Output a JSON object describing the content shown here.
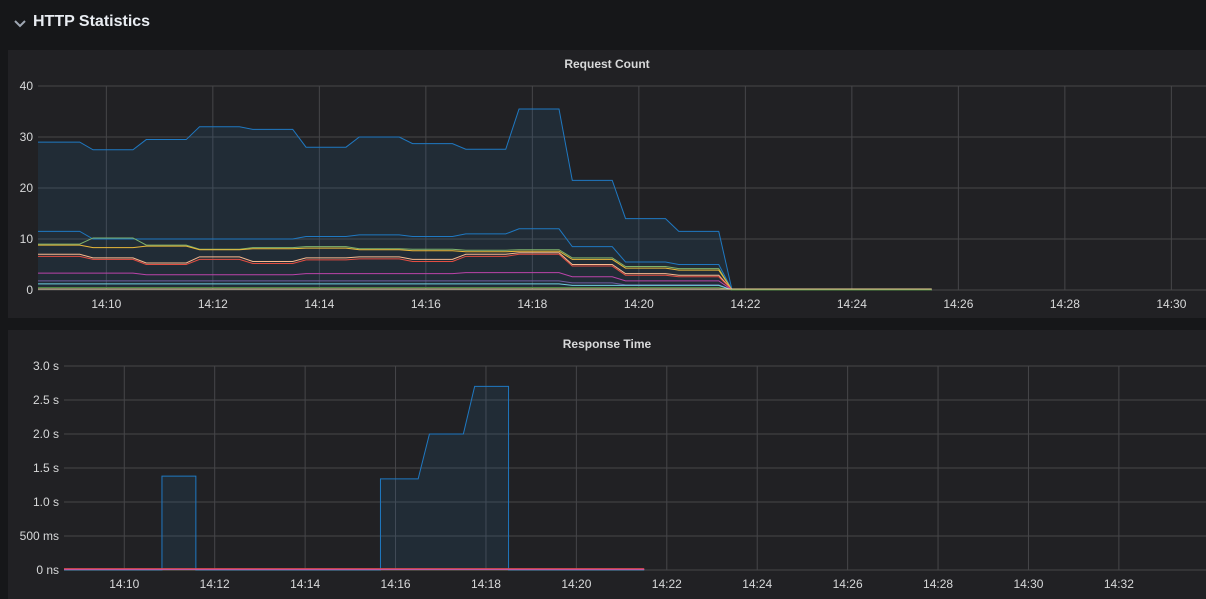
{
  "row": {
    "title": "HTTP Statistics",
    "icon": "chevron-down-icon"
  },
  "colors": {
    "background": "#161719",
    "panel": "#212124",
    "grid": "#464649",
    "primary_series": "#1f78c1"
  },
  "panels": {
    "request_count": {
      "title": "Request Count"
    },
    "response_time": {
      "title": "Response Time"
    }
  },
  "chart_data": [
    {
      "type": "area",
      "title": "Request Count",
      "x_unit": "time",
      "xlim": [
        "14:08:43",
        "14:30:30"
      ],
      "ylim": [
        0,
        40
      ],
      "y_ticks": [
        0,
        10,
        20,
        30,
        40
      ],
      "x_ticks": [
        "14:10",
        "14:12",
        "14:14",
        "14:16",
        "14:18",
        "14:20",
        "14:22",
        "14:24",
        "14:26",
        "14:28",
        "14:30"
      ],
      "grid": true,
      "legend": "none",
      "series": [
        {
          "color": "#1f78c1",
          "fill": true,
          "points": [
            [
              "14:08:43",
              29
            ],
            [
              "14:09:30",
              29
            ],
            [
              "14:09:45",
              27.5
            ],
            [
              "14:10:30",
              27.5
            ],
            [
              "14:10:45",
              29.5
            ],
            [
              "14:11:30",
              29.5
            ],
            [
              "14:11:45",
              32
            ],
            [
              "14:12:30",
              32
            ],
            [
              "14:12:45",
              31.5
            ],
            [
              "14:13:30",
              31.5
            ],
            [
              "14:13:45",
              28
            ],
            [
              "14:14:30",
              28
            ],
            [
              "14:14:45",
              30
            ],
            [
              "14:15:30",
              30
            ],
            [
              "14:15:45",
              28.7
            ],
            [
              "14:16:30",
              28.7
            ],
            [
              "14:16:45",
              27.6
            ],
            [
              "14:17:30",
              27.6
            ],
            [
              "14:17:45",
              35.5
            ],
            [
              "14:18:30",
              35.5
            ],
            [
              "14:18:45",
              21.5
            ],
            [
              "14:19:30",
              21.5
            ],
            [
              "14:19:45",
              14
            ],
            [
              "14:20:30",
              14
            ],
            [
              "14:20:45",
              11.5
            ],
            [
              "14:21:30",
              11.5
            ],
            [
              "14:21:45",
              0
            ],
            [
              "14:25:30",
              0
            ]
          ]
        },
        {
          "color": "#1f78c1",
          "fill": false,
          "points": [
            [
              "14:08:43",
              11.5
            ],
            [
              "14:09:30",
              11.5
            ],
            [
              "14:09:45",
              10
            ],
            [
              "14:13:30",
              10
            ],
            [
              "14:13:45",
              10.5
            ],
            [
              "14:14:30",
              10.5
            ],
            [
              "14:14:45",
              10.8
            ],
            [
              "14:15:30",
              10.8
            ],
            [
              "14:15:45",
              10.5
            ],
            [
              "14:16:30",
              10.5
            ],
            [
              "14:16:45",
              11
            ],
            [
              "14:17:30",
              11
            ],
            [
              "14:17:45",
              12
            ],
            [
              "14:18:30",
              12
            ],
            [
              "14:18:45",
              8.5
            ],
            [
              "14:19:30",
              8.5
            ],
            [
              "14:19:45",
              5.5
            ],
            [
              "14:20:30",
              5.5
            ],
            [
              "14:20:45",
              5
            ],
            [
              "14:21:30",
              5
            ],
            [
              "14:21:45",
              0
            ],
            [
              "14:25:30",
              0
            ]
          ]
        },
        {
          "color": "#7eb26d",
          "fill": false,
          "points": [
            [
              "14:08:43",
              9
            ],
            [
              "14:09:30",
              9
            ],
            [
              "14:09:45",
              10.2
            ],
            [
              "14:10:30",
              10.2
            ],
            [
              "14:10:45",
              8.8
            ],
            [
              "14:11:30",
              8.8
            ],
            [
              "14:11:45",
              8
            ],
            [
              "14:12:30",
              8
            ],
            [
              "14:12:45",
              8.3
            ],
            [
              "14:13:30",
              8.3
            ],
            [
              "14:13:45",
              8.5
            ],
            [
              "14:14:30",
              8.5
            ],
            [
              "14:14:45",
              8.1
            ],
            [
              "14:15:30",
              8.1
            ],
            [
              "14:15:45",
              8
            ],
            [
              "14:16:30",
              8
            ],
            [
              "14:16:45",
              7.8
            ],
            [
              "14:17:30",
              7.8
            ],
            [
              "14:17:45",
              7.9
            ],
            [
              "14:18:30",
              7.9
            ],
            [
              "14:18:45",
              6.3
            ],
            [
              "14:19:30",
              6.3
            ],
            [
              "14:19:45",
              4.6
            ],
            [
              "14:20:30",
              4.6
            ],
            [
              "14:20:45",
              4.2
            ],
            [
              "14:21:30",
              4.2
            ],
            [
              "14:21:45",
              0
            ],
            [
              "14:25:30",
              0
            ]
          ]
        },
        {
          "color": "#eab839",
          "fill": false,
          "points": [
            [
              "14:08:43",
              8.8
            ],
            [
              "14:09:30",
              8.8
            ],
            [
              "14:09:45",
              8.3
            ],
            [
              "14:10:30",
              8.3
            ],
            [
              "14:10:45",
              8.6
            ],
            [
              "14:11:30",
              8.6
            ],
            [
              "14:11:45",
              7.9
            ],
            [
              "14:12:30",
              7.9
            ],
            [
              "14:12:45",
              8.1
            ],
            [
              "14:13:30",
              8.1
            ],
            [
              "14:13:45",
              8.2
            ],
            [
              "14:14:30",
              8.2
            ],
            [
              "14:14:45",
              7.9
            ],
            [
              "14:15:30",
              7.9
            ],
            [
              "14:15:45",
              7.7
            ],
            [
              "14:16:30",
              7.7
            ],
            [
              "14:16:45",
              7.5
            ],
            [
              "14:17:30",
              7.5
            ],
            [
              "14:17:45",
              7.6
            ],
            [
              "14:18:30",
              7.6
            ],
            [
              "14:18:45",
              6
            ],
            [
              "14:19:30",
              6
            ],
            [
              "14:19:45",
              4.3
            ],
            [
              "14:20:30",
              4.3
            ],
            [
              "14:20:45",
              3.9
            ],
            [
              "14:21:30",
              3.9
            ],
            [
              "14:21:45",
              0
            ],
            [
              "14:25:30",
              0
            ]
          ]
        },
        {
          "color": "#f9ba8f",
          "fill": false,
          "points": [
            [
              "14:08:43",
              7
            ],
            [
              "14:09:30",
              7
            ],
            [
              "14:09:45",
              6.3
            ],
            [
              "14:10:30",
              6.3
            ],
            [
              "14:10:45",
              5.3
            ],
            [
              "14:11:30",
              5.3
            ],
            [
              "14:11:45",
              6.5
            ],
            [
              "14:12:30",
              6.5
            ],
            [
              "14:12:45",
              5.6
            ],
            [
              "14:13:30",
              5.6
            ],
            [
              "14:13:45",
              6.3
            ],
            [
              "14:14:30",
              6.3
            ],
            [
              "14:14:45",
              6.5
            ],
            [
              "14:15:30",
              6.5
            ],
            [
              "14:15:45",
              6
            ],
            [
              "14:16:30",
              6
            ],
            [
              "14:16:45",
              7
            ],
            [
              "14:17:30",
              7
            ],
            [
              "14:17:45",
              7.3
            ],
            [
              "14:18:30",
              7.3
            ],
            [
              "14:18:45",
              5
            ],
            [
              "14:19:30",
              5
            ],
            [
              "14:19:45",
              3.2
            ],
            [
              "14:20:30",
              3.2
            ],
            [
              "14:20:45",
              2.9
            ],
            [
              "14:21:30",
              2.9
            ],
            [
              "14:21:45",
              0
            ],
            [
              "14:25:30",
              0
            ]
          ]
        },
        {
          "color": "#e24d42",
          "fill": false,
          "points": [
            [
              "14:08:43",
              6.6
            ],
            [
              "14:09:30",
              6.6
            ],
            [
              "14:09:45",
              6
            ],
            [
              "14:10:30",
              6
            ],
            [
              "14:10:45",
              5
            ],
            [
              "14:11:30",
              5
            ],
            [
              "14:11:45",
              6
            ],
            [
              "14:12:30",
              6
            ],
            [
              "14:12:45",
              5.2
            ],
            [
              "14:13:30",
              5.2
            ],
            [
              "14:13:45",
              5.9
            ],
            [
              "14:14:30",
              5.9
            ],
            [
              "14:14:45",
              6.1
            ],
            [
              "14:15:30",
              6.1
            ],
            [
              "14:15:45",
              5.6
            ],
            [
              "14:16:30",
              5.6
            ],
            [
              "14:16:45",
              6.6
            ],
            [
              "14:17:30",
              6.6
            ],
            [
              "14:17:45",
              7
            ],
            [
              "14:18:30",
              7
            ],
            [
              "14:18:45",
              4.7
            ],
            [
              "14:19:30",
              4.7
            ],
            [
              "14:19:45",
              2.9
            ],
            [
              "14:20:30",
              2.9
            ],
            [
              "14:20:45",
              2.6
            ],
            [
              "14:21:30",
              2.6
            ],
            [
              "14:21:45",
              0
            ],
            [
              "14:25:30",
              0
            ]
          ]
        },
        {
          "color": "#ba43a9",
          "fill": false,
          "points": [
            [
              "14:08:43",
              3.3
            ],
            [
              "14:10:30",
              3.3
            ],
            [
              "14:10:45",
              3
            ],
            [
              "14:13:30",
              3
            ],
            [
              "14:13:45",
              3.2
            ],
            [
              "14:16:30",
              3.2
            ],
            [
              "14:16:45",
              3.4
            ],
            [
              "14:18:30",
              3.4
            ],
            [
              "14:18:45",
              2.6
            ],
            [
              "14:19:30",
              2.6
            ],
            [
              "14:19:45",
              1.8
            ],
            [
              "14:21:30",
              1.8
            ],
            [
              "14:21:45",
              0
            ],
            [
              "14:25:30",
              0
            ]
          ]
        },
        {
          "color": "#705da0",
          "fill": false,
          "points": [
            [
              "14:08:43",
              1.8
            ],
            [
              "14:18:30",
              1.8
            ],
            [
              "14:18:45",
              1.4
            ],
            [
              "14:19:30",
              1.4
            ],
            [
              "14:19:45",
              1
            ],
            [
              "14:21:30",
              1
            ],
            [
              "14:21:45",
              0
            ],
            [
              "14:25:30",
              0
            ]
          ]
        },
        {
          "color": "#6ed0e0",
          "fill": false,
          "points": [
            [
              "14:08:43",
              1.2
            ],
            [
              "14:18:30",
              1.2
            ],
            [
              "14:18:45",
              0.9
            ],
            [
              "14:21:30",
              0.9
            ],
            [
              "14:21:45",
              0
            ],
            [
              "14:25:30",
              0
            ]
          ]
        },
        {
          "color": "#508642",
          "fill": false,
          "points": [
            [
              "14:08:43",
              0.5
            ],
            [
              "14:21:30",
              0.5
            ],
            [
              "14:21:45",
              0
            ],
            [
              "14:25:30",
              0
            ]
          ]
        },
        {
          "color": "#f4d598",
          "fill": false,
          "points": [
            [
              "14:08:43",
              0.2
            ],
            [
              "14:25:30",
              0.2
            ]
          ]
        }
      ]
    },
    {
      "type": "area",
      "title": "Response Time",
      "x_unit": "time",
      "xlim": [
        "14:08:40",
        "14:33:45"
      ],
      "ylim": [
        0,
        3.0
      ],
      "y_unit": "s",
      "y_ticks": [
        0,
        0.5,
        1.0,
        1.5,
        2.0,
        2.5,
        3.0
      ],
      "y_tick_labels": [
        "0 ns",
        "500 ms",
        "1.0 s",
        "1.5 s",
        "2.0 s",
        "2.5 s",
        "3.0 s"
      ],
      "x_ticks": [
        "14:10",
        "14:12",
        "14:14",
        "14:16",
        "14:18",
        "14:20",
        "14:22",
        "14:24",
        "14:26",
        "14:28",
        "14:30",
        "14:32"
      ],
      "grid": true,
      "legend": "none",
      "series": [
        {
          "color": "#1f78c1",
          "fill": true,
          "points": [
            [
              "14:08:40",
              0
            ],
            [
              "14:10:50",
              0
            ],
            [
              "14:10:50",
              1.38
            ],
            [
              "14:11:35",
              1.38
            ],
            [
              "14:11:35",
              0
            ],
            [
              "14:15:40",
              0
            ],
            [
              "14:15:40",
              1.34
            ],
            [
              "14:16:30",
              1.34
            ],
            [
              "14:16:45",
              2.0
            ],
            [
              "14:17:30",
              2.0
            ],
            [
              "14:17:45",
              2.7
            ],
            [
              "14:18:30",
              2.7
            ],
            [
              "14:18:30",
              0
            ],
            [
              "14:21:30",
              0
            ]
          ]
        },
        {
          "color": "#e24d42",
          "fill": false,
          "points": [
            [
              "14:08:40",
              0.02
            ],
            [
              "14:21:30",
              0.02
            ]
          ]
        },
        {
          "color": "#f4d598",
          "fill": false,
          "points": [
            [
              "14:08:40",
              0.005
            ],
            [
              "14:21:30",
              0.005
            ]
          ]
        },
        {
          "color": "#ba43a9",
          "fill": false,
          "points": [
            [
              "14:08:40",
              0.01
            ],
            [
              "14:21:30",
              0.01
            ]
          ]
        }
      ]
    }
  ]
}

===

→ Task statement:
Return only the number of lines in the entries that contain the string "title".

→ Result:
5